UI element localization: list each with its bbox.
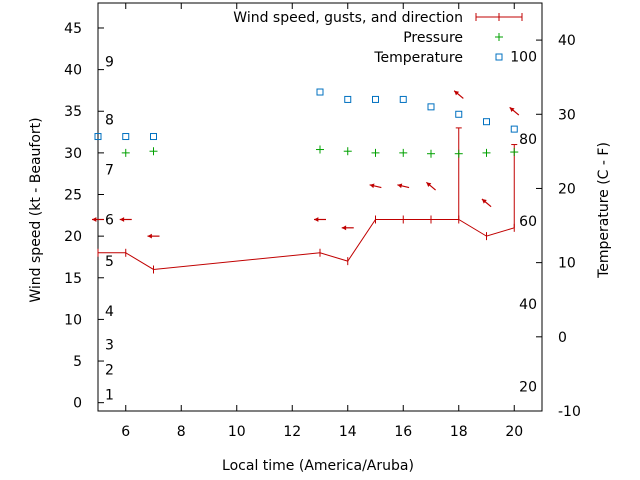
fahrenheit-label: 20	[519, 380, 537, 396]
x-tick-label: 10	[228, 424, 246, 440]
wind-direction-arrow	[426, 181, 436, 191]
legend-label-wind: Wind speed, gusts, and direction	[233, 10, 463, 26]
beaufort-label: 5	[105, 254, 114, 270]
y2-tick-label: 10	[558, 256, 576, 272]
wind-direction-arrow	[147, 233, 160, 239]
legend-swatch-temperature	[495, 53, 503, 61]
x-tick-label: 14	[339, 424, 357, 440]
x-tick-label: 6	[121, 424, 130, 440]
y2-tick-label: -10	[558, 404, 581, 420]
y-axis-label: Wind speed (kt - Beaufort)	[28, 117, 44, 302]
wind-direction-arrow	[397, 183, 410, 189]
beaufort-label: 1	[105, 387, 114, 403]
y-tick-label: 40	[64, 63, 82, 79]
temperature-point	[94, 133, 102, 141]
plot-frame-layer	[97, 2, 543, 412]
y-tick-label: 30	[64, 146, 82, 162]
x-tick-label: 20	[505, 424, 523, 440]
y-tick-label: 25	[64, 188, 82, 204]
legend-label-temperature: Temperature	[373, 50, 463, 66]
pressure-point	[149, 147, 158, 156]
pressure-point	[482, 148, 491, 157]
temperature-point	[150, 133, 157, 141]
temperature-point	[399, 95, 407, 103]
pressure-point	[399, 148, 408, 157]
fahrenheit-label: 40	[519, 297, 537, 313]
wind-direction-arrow	[92, 217, 104, 222]
y-tick-label: 45	[64, 21, 82, 37]
pressure-point	[454, 149, 463, 158]
wind-direction-arrow	[369, 183, 382, 189]
pressure-point	[371, 148, 380, 157]
wind-speed-line	[98, 218, 515, 270]
y-tick-label: 35	[64, 104, 82, 120]
y2-axis-label: Temperature (C - F)	[596, 142, 612, 279]
pressure-point	[343, 147, 352, 156]
temperature-point	[427, 103, 435, 111]
legend: Wind speed, gusts, and direction Pressur…	[233, 10, 523, 66]
fahrenheit-label: 60	[519, 214, 537, 230]
beaufort-label: 9	[105, 54, 114, 70]
legend-swatch-wind	[475, 13, 523, 21]
beaufort-label: 2	[105, 362, 114, 378]
wind-direction-arrow	[341, 225, 354, 231]
beaufort-label: 4	[105, 304, 114, 320]
temperature-point	[483, 118, 490, 126]
y-tick-label: 10	[64, 312, 82, 328]
beaufort-label: 7	[105, 163, 114, 179]
x-tick-label: 16	[394, 424, 412, 440]
temperature-point	[122, 133, 130, 141]
wind-direction-arrow	[481, 198, 492, 208]
plot-frame	[97, 2, 543, 412]
pressure-point	[510, 148, 519, 157]
wind-direction-arrow	[509, 106, 520, 116]
fahrenheit-label: 100	[510, 49, 537, 65]
x-axis-label: Local time (America/Aruba)	[222, 458, 414, 474]
pressure-point	[316, 145, 324, 154]
y-tick-label: 5	[73, 354, 82, 370]
y-tick-label: 20	[64, 229, 82, 245]
x-tick-label: 12	[283, 424, 301, 440]
fahrenheit-label: 80	[519, 132, 537, 148]
wind-direction-arrow	[119, 217, 132, 222]
legend-label-pressure: Pressure	[403, 30, 463, 46]
wind-direction-arrow	[314, 217, 326, 222]
y-tick-label: 15	[64, 271, 82, 287]
pressure-point	[427, 149, 435, 158]
y2-tick-label: 0	[558, 330, 567, 346]
beaufort-label: 6	[105, 212, 114, 228]
label-layer: 6 8 10 12 14 16 18 20051015202530354045-1001020…	[64, 21, 581, 440]
y2-tick-label: 40	[558, 33, 576, 49]
series-layer	[92, 88, 520, 274]
y2-tick-label: 30	[558, 107, 576, 123]
temperature-point	[372, 95, 379, 103]
y2-tick-label: 20	[558, 181, 576, 197]
temperature-point	[344, 95, 352, 103]
y-tick-label: 0	[73, 396, 82, 412]
legend-swatch-pressure	[495, 33, 503, 41]
x-tick-label: 18	[450, 424, 468, 440]
temperature-point	[455, 110, 463, 118]
pressure-point	[121, 148, 130, 157]
wind-direction-arrow	[453, 90, 464, 99]
beaufort-label: 8	[105, 113, 114, 129]
temperature-point	[510, 125, 518, 133]
x-tick-label: 8	[177, 424, 186, 440]
beaufort-label: 3	[105, 337, 114, 353]
temperature-point	[316, 88, 324, 96]
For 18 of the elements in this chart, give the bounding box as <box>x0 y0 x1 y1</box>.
============================================================
▸ **Instructions for the task**
Put the lines above into a Markdown table with the columns Row and Line, numbering each row and skipping any blank lines. Leave the pictures out of the table.

▸ **Solution for this problem**
| Row | Line |
|---|---|
| 1 | UI element localization: list each with its bbox. |
| 2 | fahrenheit-label: 20	[519, 380, 537, 396] |
| 3 | x-tick-label: 10	[228, 424, 246, 440] |
| 4 | wind-direction-arrow	[426, 181, 436, 191] |
| 5 | legend-label-wind: Wind speed, gusts, and direction	[233, 10, 463, 26] |
| 6 | beaufort-label: 5	[105, 254, 114, 270] |
| 7 | y2-tick-label: 10	[558, 256, 576, 272] |
| 8 | wind-direction-arrow	[147, 233, 160, 239] |
| 9 | legend-swatch-temperature	[495, 53, 503, 61] |
| 10 | x-tick-label: 14	[339, 424, 357, 440] |
| 11 | x-tick-label: 6	[121, 424, 130, 440] |
| 12 | y2-tick-label: -10	[558, 404, 581, 420] |
| 13 | y-axis-label: Wind speed (kt - Beaufort)	[28, 117, 44, 302] |
| 14 | wind-direction-arrow	[397, 183, 410, 189] |
| 15 | beaufort-label: 1	[105, 387, 114, 403] |
| 16 | y-tick-label: 40	[64, 63, 82, 79] |
| 17 | temperature-point	[94, 133, 102, 141] |
| 18 | plot-frame-layer	[97, 2, 543, 412] |
| 19 | y-tick-label: 30	[64, 146, 82, 162] |
| 20 | x-tick-label: 20	[505, 424, 523, 440] |
| 21 | y-tick-label: 25	[64, 188, 82, 204] |
| 22 | legend-label-temperature: Temperature	[373, 50, 463, 66] |
| 23 | pressure-point	[149, 147, 158, 156] |
| 24 | pressure-point	[482, 148, 491, 157] |
| 25 | temperature-point	[150, 133, 157, 141] |
| 26 | temperature-point	[399, 95, 407, 103] |
| 27 | pressure-point	[399, 148, 408, 157] |
| 28 | fahrenheit-label: 40	[519, 297, 537, 313] |
| 29 | wind-direction-arrow	[92, 217, 104, 222] |
| 30 | y-tick-label: 45	[64, 21, 82, 37] |
| 31 | pressure-point	[454, 149, 463, 158] |
| 32 | wind-direction-arrow	[369, 183, 382, 189] |
| 33 | pressure-point	[371, 148, 380, 157] |
| 34 | wind-speed-line	[98, 218, 515, 270] |
| 35 | y-tick-label: 35	[64, 104, 82, 120] |
| 36 | y2-axis-label: Temperature (C - F)	[596, 142, 612, 279] |
| 37 | pressure-point	[343, 147, 352, 156] |
| 38 | temperature-point	[427, 103, 435, 111] |
| 39 | legend: Wind speed, gusts, and direction Pressur…	[233, 10, 523, 66] |
| 40 | fahrenheit-label: 60	[519, 214, 537, 230] |
| 41 | beaufort-label: 9	[105, 54, 114, 70] |
| 42 | legend-swatch-wind	[475, 13, 523, 21] |
| 43 | beaufort-label: 2	[105, 362, 114, 378] |
| 44 | wind-direction-arrow	[341, 225, 354, 231] |
| 45 | beaufort-label: 4	[105, 304, 114, 320] |
| 46 | temperature-point	[483, 118, 490, 126] |
| 47 | y-tick-label: 10	[64, 312, 82, 328] |
| 48 | beaufort-label: 7	[105, 163, 114, 179] |
| 49 | x-tick-label: 16	[394, 424, 412, 440] |
| 50 | temperature-point	[122, 133, 130, 141] |
| 51 | wind-direction-arrow	[481, 198, 492, 208] |
| 52 | plot-frame	[97, 2, 543, 412] |
| 53 | pressure-point	[510, 148, 519, 157] |
| 54 | wind-direction-arrow	[509, 106, 520, 116] |
| 55 | fahrenheit-label: 100	[510, 49, 537, 65] |
| 56 | x-axis-label: Local time (America/Aruba)	[222, 458, 414, 474] |
| 57 | pressure-point	[316, 145, 324, 154] |
| 58 | y-tick-label: 5	[73, 354, 82, 370] |
| 59 | y-tick-label: 20	[64, 229, 82, 245] |
| 60 | x-tick-label: 12	[283, 424, 301, 440] |
| 61 | fahrenheit-label: 80	[519, 132, 537, 148] |
| 62 | wind-direction-arrow	[119, 217, 132, 222] |
| 63 | legend-label-pressure: Pressure	[403, 30, 463, 46] |
| 64 | wind-direction-arrow	[314, 217, 326, 222] |
| 65 | y-tick-label: 15	[64, 271, 82, 287] |
| 66 | pressure-point	[427, 149, 435, 158] |
| 67 | y2-tick-label: 0	[558, 330, 567, 346] |
| 68 | beaufort-label: 6	[105, 212, 114, 228] |
| 69 | label-layer: 6 8 10 12 14 16 18 20051015202530354045-1001020…	[64, 21, 581, 440] |
| 70 | y2-tick-label: 40	[558, 33, 576, 49] |
| 71 | series-layer	[92, 88, 520, 274] |
| 72 | y2-tick-label: 30	[558, 107, 576, 123] |
| 73 | temperature-point	[372, 95, 379, 103] |
| 74 | y2-tick-label: 20	[558, 181, 576, 197] |
| 75 | temperature-point	[344, 95, 352, 103] |
| 76 | y-tick-label: 0	[73, 396, 82, 412] |
| 77 | legend-swatch-pressure	[495, 33, 503, 41] |
| 78 | x-tick-label: 18	[450, 424, 468, 440] |
| 79 | temperature-point	[455, 110, 463, 118] |
| 80 | pressure-point	[121, 148, 130, 157] |
| 81 | wind-direction-arrow	[453, 90, 464, 99] |
| 82 | beaufort-label: 8	[105, 113, 114, 129] |
| 83 | temperature-point	[510, 125, 518, 133] |
| 84 | x-tick-label: 8	[177, 424, 186, 440] |
| 85 | beaufort-label: 3	[105, 337, 114, 353] |
| 86 | temperature-point	[316, 88, 324, 96] |
| 87 | For 18 of the elements in this chart, give the bounding box as <box>x0 y0 x1 y1</box>. |